- [REQUIREMENT]
Exclude any images and output the remaining records exactly.

- [DATA RECORDS]
:::::

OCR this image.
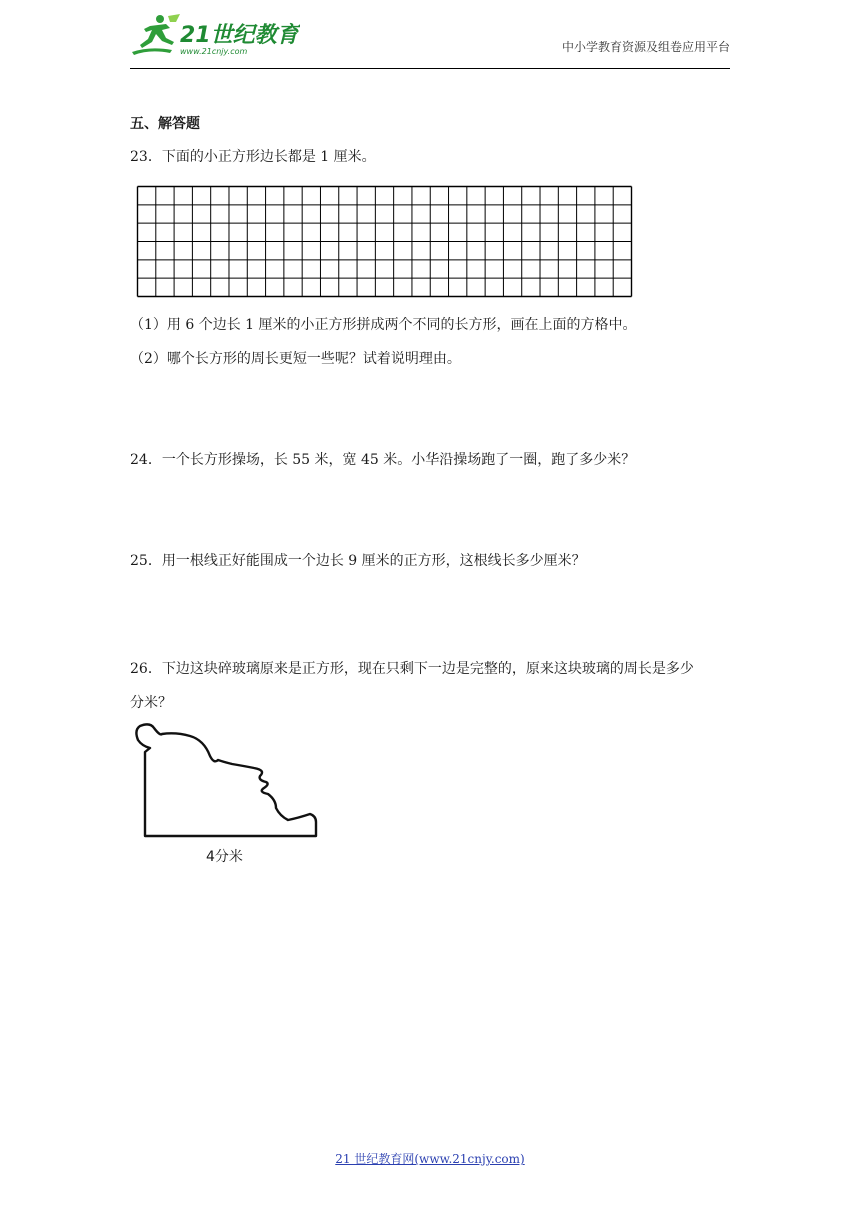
21世纪教育
www.21cnjy.com	中小学教育资源及组卷应用平台
五、解答题
23．下面的小正方形边长都是 1 厘米。
（1）用 6 个边长 1 厘米的小正方形拼成两个不同的长方形，画在上面的方格中。
（2）哪个长方形的周长更短一些呢？试着说明理由。
24．一个长方形操场，长 55 米，宽 45 米。小华沿操场跑了一圈，跑了多少米？
25．用一根线正好能围成一个边长 9 厘米的正方形，这根线长多少厘米？
26．下边这块碎玻璃原来是正方形，现在只剩下一边是完整的，原来这块玻璃的周长是多少
分米？
4分米
21 世纪教育网(www.21cnjy.com)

:::::

- [COMPLETE RESPONSE]
OCR this image.
21世纪教育
www.21cnjy.com	中小学教育资源及组卷应用平台
五、解答题
23．下面的小正方形边长都是 1 厘米。
（1）用 6 个边长 1 厘米的小正方形拼成两个不同的长方形，画在上面的方格中。
（2）哪个长方形的周长更短一些呢？试着说明理由。
24．一个长方形操场，长 55 米，宽 45 米。小华沿操场跑了一圈，跑了多少米？
25．用一根线正好能围成一个边长 9 厘米的正方形，这根线长多少厘米？
26．下边这块碎玻璃原来是正方形，现在只剩下一边是完整的，原来这块玻璃的周长是多少
分米？
4分米
21 世纪教育网(www.21cnjy.com)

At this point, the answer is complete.